THE EXERCISE ->
Set down each entry exactly as given; pictures should not appear in the copy.

====== PROVIDED DATA

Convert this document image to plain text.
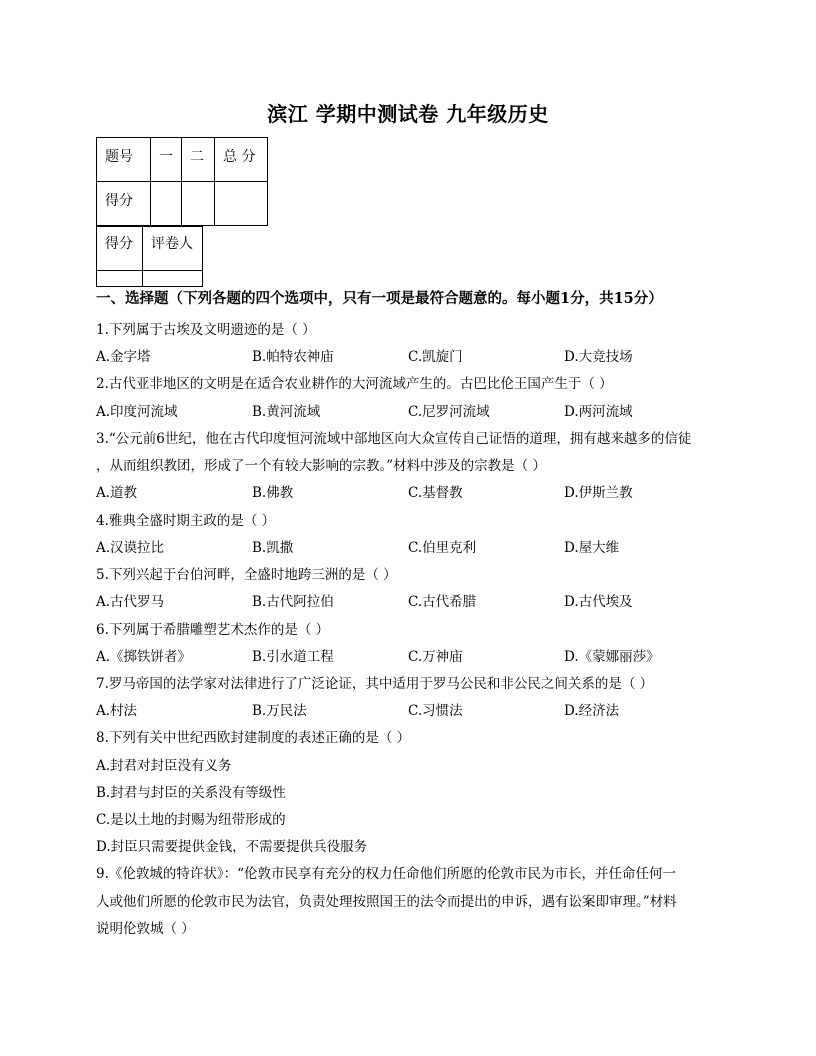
滨江 学期中测试卷 九年级历史
题号	一	二	总 分
得分			
得分	评卷人

一、选择题（下列各题的四个选项中，只有一项是最符合题意的。每小题1分，共15分）
1.下列属于古埃及文明遗迹的是（ ）
A.金字塔	B.帕特农神庙	C.凯旋门	D.大竞技场
2.古代亚非地区的文明是在适合农业耕作的大河流域产生的。古巴比伦王国产生于（ ）
A.印度河流域	B.黄河流域	C.尼罗河流域	D.两河流域
3.“公元前6世纪，他在古代印度恒河流域中部地区向大众宣传自己证悟的道理，拥有越来越多的信徒
，从而组织教团，形成了一个有较大影响的宗教。”材料中涉及的宗教是（ ）
A.道教	B.佛教	C.基督教	D.伊斯兰教
4.雅典全盛时期主政的是（ ）
A.汉谟拉比	B.凯撒	C.伯里克利	D.屋大维
5.下列兴起于台伯河畔，全盛时地跨三洲的是（ ）
A.古代罗马	B.古代阿拉伯	C.古代希腊	D.古代埃及
6.下列属于希腊雕塑艺术杰作的是（ ）
A.《掷铁饼者》	B.引水道工程	C.万神庙	D.《蒙娜丽莎》
7.罗马帝国的法学家对法律进行了广泛论证，其中适用于罗马公民和非公民之间关系的是（ ）
A.村法	B.万民法	C.习惯法	D.经济法
8.下列有关中世纪西欧封建制度的表述正确的是（ ）
A.封君对封臣没有义务
B.封君与封臣的关系没有等级性
C.是以土地的封赐为纽带形成的
D.封臣只需要提供金钱，不需要提供兵役服务
9.《伦敦城的特许状》：“伦敦市民享有充分的权力任命他们所愿的伦敦市民为市长，并任命任何一
人或他们所愿的伦敦市民为法官，负责处理按照国王的法令而提出的申诉，遇有讼案即审理。”材料
说明伦敦城（ ）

============

RESULT OF THIS TASK ->
Convert this document image to plain text.
滨江 学期中测试卷 九年级历史
题号	一	二	总 分
得分			
得分	评卷人

一、选择题（下列各题的四个选项中，只有一项是最符合题意的。每小题1分，共15分）
1.下列属于古埃及文明遗迹的是（ ）
A.金字塔	B.帕特农神庙	C.凯旋门	D.大竞技场
2.古代亚非地区的文明是在适合农业耕作的大河流域产生的。古巴比伦王国产生于（ ）
A.印度河流域	B.黄河流域	C.尼罗河流域	D.两河流域
3.“公元前6世纪，他在古代印度恒河流域中部地区向大众宣传自己证悟的道理，拥有越来越多的信徒
，从而组织教团，形成了一个有较大影响的宗教。”材料中涉及的宗教是（ ）
A.道教	B.佛教	C.基督教	D.伊斯兰教
4.雅典全盛时期主政的是（ ）
A.汉谟拉比	B.凯撒	C.伯里克利	D.屋大维
5.下列兴起于台伯河畔，全盛时地跨三洲的是（ ）
A.古代罗马	B.古代阿拉伯	C.古代希腊	D.古代埃及
6.下列属于希腊雕塑艺术杰作的是（ ）
A.《掷铁饼者》	B.引水道工程	C.万神庙	D.《蒙娜丽莎》
7.罗马帝国的法学家对法律进行了广泛论证，其中适用于罗马公民和非公民之间关系的是（ ）
A.村法	B.万民法	C.习惯法	D.经济法
8.下列有关中世纪西欧封建制度的表述正确的是（ ）
A.封君对封臣没有义务
B.封君与封臣的关系没有等级性
C.是以土地的封赐为纽带形成的
D.封臣只需要提供金钱，不需要提供兵役服务
9.《伦敦城的特许状》：“伦敦市民享有充分的权力任命他们所愿的伦敦市民为市长，并任命任何一
人或他们所愿的伦敦市民为法官，负责处理按照国王的法令而提出的申诉，遇有讼案即审理。”材料
说明伦敦城（ ）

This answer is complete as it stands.